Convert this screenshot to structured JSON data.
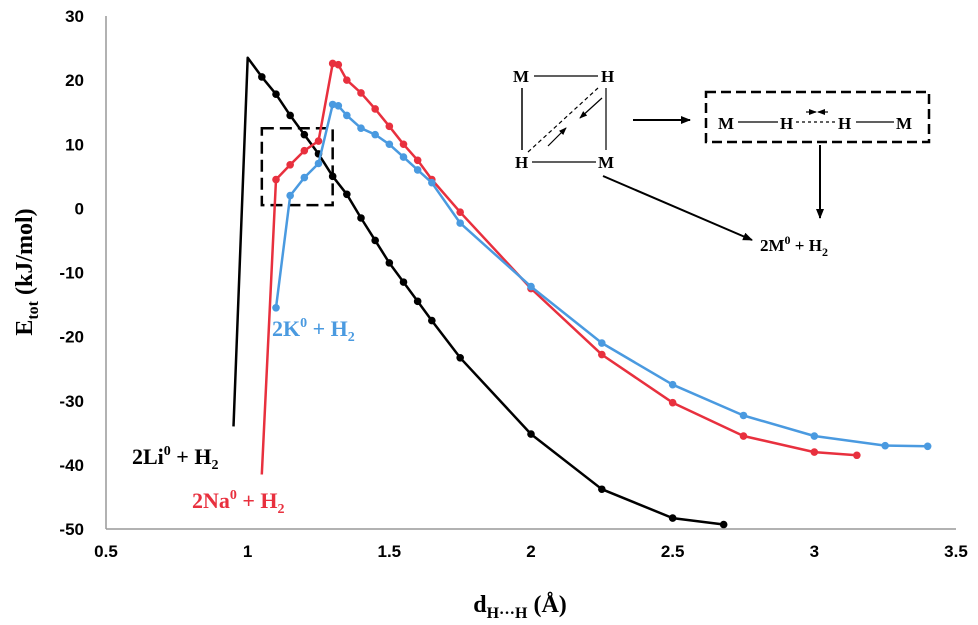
{
  "chart_data": {
    "type": "line",
    "xlabel": "d",
    "xlabel_sub": "H···H",
    "xlabel_unit": "(Å)",
    "ylabel": "E",
    "ylabel_sub": "tot",
    "ylabel_unit": "(kJ/mol)",
    "xlim": [
      0.5,
      3.5
    ],
    "ylim": [
      -50,
      30
    ],
    "xticks": [
      0.5,
      1,
      1.5,
      2,
      2.5,
      3,
      3.5
    ],
    "xtick_labels": [
      "0.5",
      "1",
      "1.5",
      "2",
      "2.5",
      "3",
      "3.5"
    ],
    "yticks": [
      -50,
      -40,
      -30,
      -20,
      -10,
      0,
      10,
      20,
      30
    ],
    "ytick_labels": [
      "-50",
      "-40",
      "-30",
      "-20",
      "-10",
      "0",
      "10",
      "20",
      "30"
    ],
    "grid": false,
    "series": [
      {
        "name": "2Li⁰ + H₂",
        "label_main": "2Li",
        "label_sup": "0",
        "label_tail": " + H",
        "label_sub": "2",
        "color": "#000000",
        "x": [
          0.95,
          1.0,
          1.05,
          1.1,
          1.15,
          1.2,
          1.25,
          1.3,
          1.35,
          1.4,
          1.45,
          1.5,
          1.55,
          1.6,
          1.65,
          1.75,
          2.0,
          2.25,
          2.5,
          2.68
        ],
        "y": [
          -34,
          23.5,
          20.5,
          17.8,
          14.5,
          11.5,
          8.5,
          5.0,
          2.2,
          -1.5,
          -5.0,
          -8.5,
          -11.5,
          -14.5,
          -17.5,
          -23.3,
          -35.2,
          -43.8,
          -48.3,
          -49.3
        ],
        "markers": [
          false,
          false,
          true,
          true,
          true,
          true,
          true,
          true,
          true,
          true,
          true,
          true,
          true,
          true,
          true,
          true,
          true,
          true,
          true,
          true
        ]
      },
      {
        "name": "2Na⁰ + H₂",
        "label_main": "2Na",
        "label_sup": "0",
        "label_tail": " + H",
        "label_sub": "2",
        "color": "#e8303e",
        "x": [
          1.05,
          1.1,
          1.15,
          1.2,
          1.25,
          1.3,
          1.32,
          1.35,
          1.4,
          1.45,
          1.5,
          1.55,
          1.6,
          1.65,
          1.75,
          2.0,
          2.25,
          2.5,
          2.75,
          3.0,
          3.15
        ],
        "y": [
          -41.5,
          4.5,
          6.8,
          9.0,
          10.5,
          22.6,
          22.4,
          20.0,
          18.0,
          15.5,
          12.8,
          10.0,
          7.5,
          4.5,
          -0.6,
          -12.5,
          -22.8,
          -30.3,
          -35.5,
          -38.0,
          -38.5
        ],
        "markers": [
          false,
          true,
          true,
          true,
          true,
          true,
          true,
          true,
          true,
          true,
          true,
          true,
          true,
          true,
          true,
          true,
          true,
          true,
          true,
          true,
          true
        ]
      },
      {
        "name": "2K⁰ + H₂",
        "label_main": "2K",
        "label_sup": "0",
        "label_tail": " + H",
        "label_sub": "2",
        "color": "#4a9ae0",
        "x": [
          1.1,
          1.15,
          1.2,
          1.25,
          1.3,
          1.32,
          1.35,
          1.4,
          1.45,
          1.5,
          1.55,
          1.6,
          1.65,
          1.75,
          2.0,
          2.25,
          2.5,
          2.75,
          3.0,
          3.25,
          3.4
        ],
        "y": [
          -15.5,
          2.0,
          4.8,
          7.0,
          16.2,
          16.0,
          14.5,
          12.5,
          11.5,
          10.0,
          8.0,
          6.0,
          4.0,
          -2.3,
          -12.2,
          -21.0,
          -27.5,
          -32.3,
          -35.5,
          -37.0,
          -37.1
        ],
        "markers": [
          true,
          true,
          true,
          true,
          true,
          true,
          true,
          true,
          true,
          true,
          true,
          true,
          true,
          true,
          true,
          true,
          true,
          true,
          true,
          true,
          true
        ]
      }
    ],
    "highlight_box": {
      "x": [
        1.05,
        1.3
      ],
      "y": [
        0.5,
        12.5
      ]
    }
  },
  "inset": {
    "square_top_left": "M",
    "square_top_right": "H",
    "square_bottom_left": "H",
    "square_bottom_right": "M",
    "linear_atoms": [
      "M",
      "H",
      "H",
      "M"
    ],
    "product_main": "2M",
    "product_sup": "0",
    "product_tail": " + H",
    "product_sub": "2"
  }
}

====

■ WHAT YOU WILL DO ■
Quote the listing above in full, except for the pictures.

■ FINAL RESULT ■
Convert this screenshot to structured JSON data.
{
  "chart_data": {
    "type": "line",
    "xlabel": "d",
    "xlabel_sub": "H···H",
    "xlabel_unit": "(Å)",
    "ylabel": "E",
    "ylabel_sub": "tot",
    "ylabel_unit": "(kJ/mol)",
    "xlim": [
      0.5,
      3.5
    ],
    "ylim": [
      -50,
      30
    ],
    "xticks": [
      0.5,
      1,
      1.5,
      2,
      2.5,
      3,
      3.5
    ],
    "xtick_labels": [
      "0.5",
      "1",
      "1.5",
      "2",
      "2.5",
      "3",
      "3.5"
    ],
    "yticks": [
      -50,
      -40,
      -30,
      -20,
      -10,
      0,
      10,
      20,
      30
    ],
    "ytick_labels": [
      "-50",
      "-40",
      "-30",
      "-20",
      "-10",
      "0",
      "10",
      "20",
      "30"
    ],
    "grid": false,
    "series": [
      {
        "name": "2Li⁰ + H₂",
        "label_main": "2Li",
        "label_sup": "0",
        "label_tail": " + H",
        "label_sub": "2",
        "color": "#000000",
        "x": [
          0.95,
          1.0,
          1.05,
          1.1,
          1.15,
          1.2,
          1.25,
          1.3,
          1.35,
          1.4,
          1.45,
          1.5,
          1.55,
          1.6,
          1.65,
          1.75,
          2.0,
          2.25,
          2.5,
          2.68
        ],
        "y": [
          -34,
          23.5,
          20.5,
          17.8,
          14.5,
          11.5,
          8.5,
          5.0,
          2.2,
          -1.5,
          -5.0,
          -8.5,
          -11.5,
          -14.5,
          -17.5,
          -23.3,
          -35.2,
          -43.8,
          -48.3,
          -49.3
        ],
        "markers": [
          false,
          false,
          true,
          true,
          true,
          true,
          true,
          true,
          true,
          true,
          true,
          true,
          true,
          true,
          true,
          true,
          true,
          true,
          true,
          true
        ]
      },
      {
        "name": "2Na⁰ + H₂",
        "label_main": "2Na",
        "label_sup": "0",
        "label_tail": " + H",
        "label_sub": "2",
        "color": "#e8303e",
        "x": [
          1.05,
          1.1,
          1.15,
          1.2,
          1.25,
          1.3,
          1.32,
          1.35,
          1.4,
          1.45,
          1.5,
          1.55,
          1.6,
          1.65,
          1.75,
          2.0,
          2.25,
          2.5,
          2.75,
          3.0,
          3.15
        ],
        "y": [
          -41.5,
          4.5,
          6.8,
          9.0,
          10.5,
          22.6,
          22.4,
          20.0,
          18.0,
          15.5,
          12.8,
          10.0,
          7.5,
          4.5,
          -0.6,
          -12.5,
          -22.8,
          -30.3,
          -35.5,
          -38.0,
          -38.5
        ],
        "markers": [
          false,
          true,
          true,
          true,
          true,
          true,
          true,
          true,
          true,
          true,
          true,
          true,
          true,
          true,
          true,
          true,
          true,
          true,
          true,
          true,
          true
        ]
      },
      {
        "name": "2K⁰ + H₂",
        "label_main": "2K",
        "label_sup": "0",
        "label_tail": " + H",
        "label_sub": "2",
        "color": "#4a9ae0",
        "x": [
          1.1,
          1.15,
          1.2,
          1.25,
          1.3,
          1.32,
          1.35,
          1.4,
          1.45,
          1.5,
          1.55,
          1.6,
          1.65,
          1.75,
          2.0,
          2.25,
          2.5,
          2.75,
          3.0,
          3.25,
          3.4
        ],
        "y": [
          -15.5,
          2.0,
          4.8,
          7.0,
          16.2,
          16.0,
          14.5,
          12.5,
          11.5,
          10.0,
          8.0,
          6.0,
          4.0,
          -2.3,
          -12.2,
          -21.0,
          -27.5,
          -32.3,
          -35.5,
          -37.0,
          -37.1
        ],
        "markers": [
          true,
          true,
          true,
          true,
          true,
          true,
          true,
          true,
          true,
          true,
          true,
          true,
          true,
          true,
          true,
          true,
          true,
          true,
          true,
          true,
          true
        ]
      }
    ],
    "highlight_box": {
      "x": [
        1.05,
        1.3
      ],
      "y": [
        0.5,
        12.5
      ]
    }
  },
  "inset": {
    "square_top_left": "M",
    "square_top_right": "H",
    "square_bottom_left": "H",
    "square_bottom_right": "M",
    "linear_atoms": [
      "M",
      "H",
      "H",
      "M"
    ],
    "product_main": "2M",
    "product_sup": "0",
    "product_tail": " + H",
    "product_sub": "2"
  }
}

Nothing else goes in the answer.